* Material supplied

## START

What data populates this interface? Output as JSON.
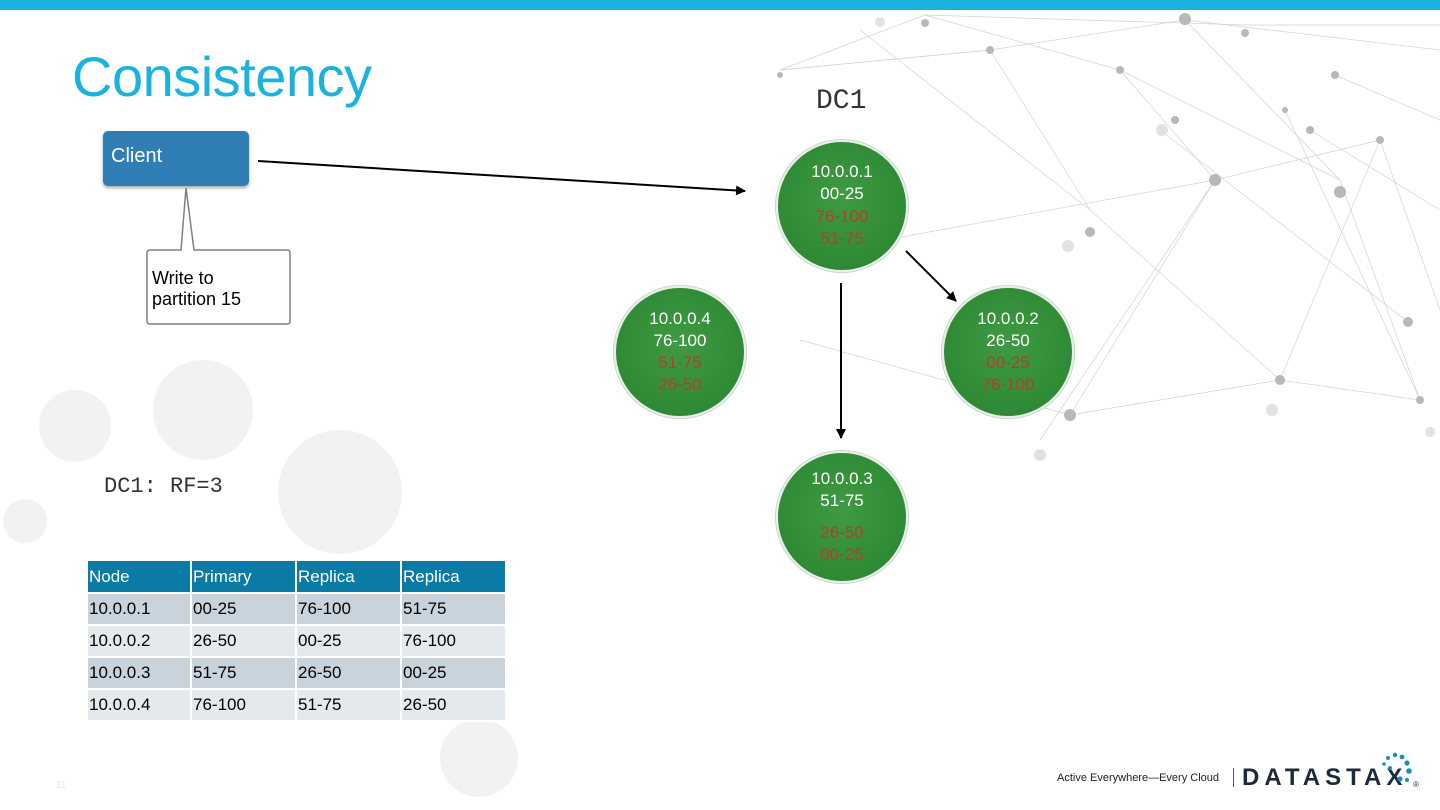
{
  "slide": {
    "title": "Consistency",
    "number": "11",
    "accent_color": "#1bb3de"
  },
  "client": {
    "label": "Client"
  },
  "callout": {
    "line1": "Write to",
    "line2": "partition 15"
  },
  "datacenter": {
    "label": "DC1",
    "rf_label": "DC1: RF=3",
    "nodes": [
      {
        "ip": "10.0.0.1",
        "primary": "00-25",
        "replicas": [
          "76-100",
          "51-75"
        ]
      },
      {
        "ip": "10.0.0.2",
        "primary": "26-50",
        "replicas": [
          "00-25",
          "76-100"
        ]
      },
      {
        "ip": "10.0.0.3",
        "primary": "51-75",
        "replicas": [
          "26-50",
          "00-25"
        ]
      },
      {
        "ip": "10.0.0.4",
        "primary": "76-100",
        "replicas": [
          "51-75",
          "26-50"
        ]
      }
    ],
    "node_color": "#2e8a34",
    "replica_text_color": "#c0392b"
  },
  "table": {
    "headers": [
      "Node",
      "Primary",
      "Replica",
      "Replica"
    ],
    "rows": [
      [
        "10.0.0.1",
        "00-25",
        "76-100",
        "51-75"
      ],
      [
        "10.0.0.2",
        "26-50",
        "00-25",
        "76-100"
      ],
      [
        "10.0.0.3",
        "51-75",
        "26-50",
        "00-25"
      ],
      [
        "10.0.0.4",
        "76-100",
        "51-75",
        "26-50"
      ]
    ],
    "header_color": "#0a7ba4"
  },
  "footer": {
    "tagline": "Active Everywhere—Every Cloud",
    "logo": "DATASTAX",
    "logo_icon": "datastax-dots-icon"
  }
}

## END

* Task statement
Write the entries above out in full, exactly, with no images.

* Correct result
What data populates this interface? Output as JSON.
{
  "slide": {
    "title": "Consistency",
    "number": "11",
    "accent_color": "#1bb3de"
  },
  "client": {
    "label": "Client"
  },
  "callout": {
    "line1": "Write to",
    "line2": "partition 15"
  },
  "datacenter": {
    "label": "DC1",
    "rf_label": "DC1: RF=3",
    "nodes": [
      {
        "ip": "10.0.0.1",
        "primary": "00-25",
        "replicas": [
          "76-100",
          "51-75"
        ]
      },
      {
        "ip": "10.0.0.2",
        "primary": "26-50",
        "replicas": [
          "00-25",
          "76-100"
        ]
      },
      {
        "ip": "10.0.0.3",
        "primary": "51-75",
        "replicas": [
          "26-50",
          "00-25"
        ]
      },
      {
        "ip": "10.0.0.4",
        "primary": "76-100",
        "replicas": [
          "51-75",
          "26-50"
        ]
      }
    ],
    "node_color": "#2e8a34",
    "replica_text_color": "#c0392b"
  },
  "table": {
    "headers": [
      "Node",
      "Primary",
      "Replica",
      "Replica"
    ],
    "rows": [
      [
        "10.0.0.1",
        "00-25",
        "76-100",
        "51-75"
      ],
      [
        "10.0.0.2",
        "26-50",
        "00-25",
        "76-100"
      ],
      [
        "10.0.0.3",
        "51-75",
        "26-50",
        "00-25"
      ],
      [
        "10.0.0.4",
        "76-100",
        "51-75",
        "26-50"
      ]
    ],
    "header_color": "#0a7ba4"
  },
  "footer": {
    "tagline": "Active Everywhere—Every Cloud",
    "logo": "DATASTAX",
    "logo_icon": "datastax-dots-icon"
  }
}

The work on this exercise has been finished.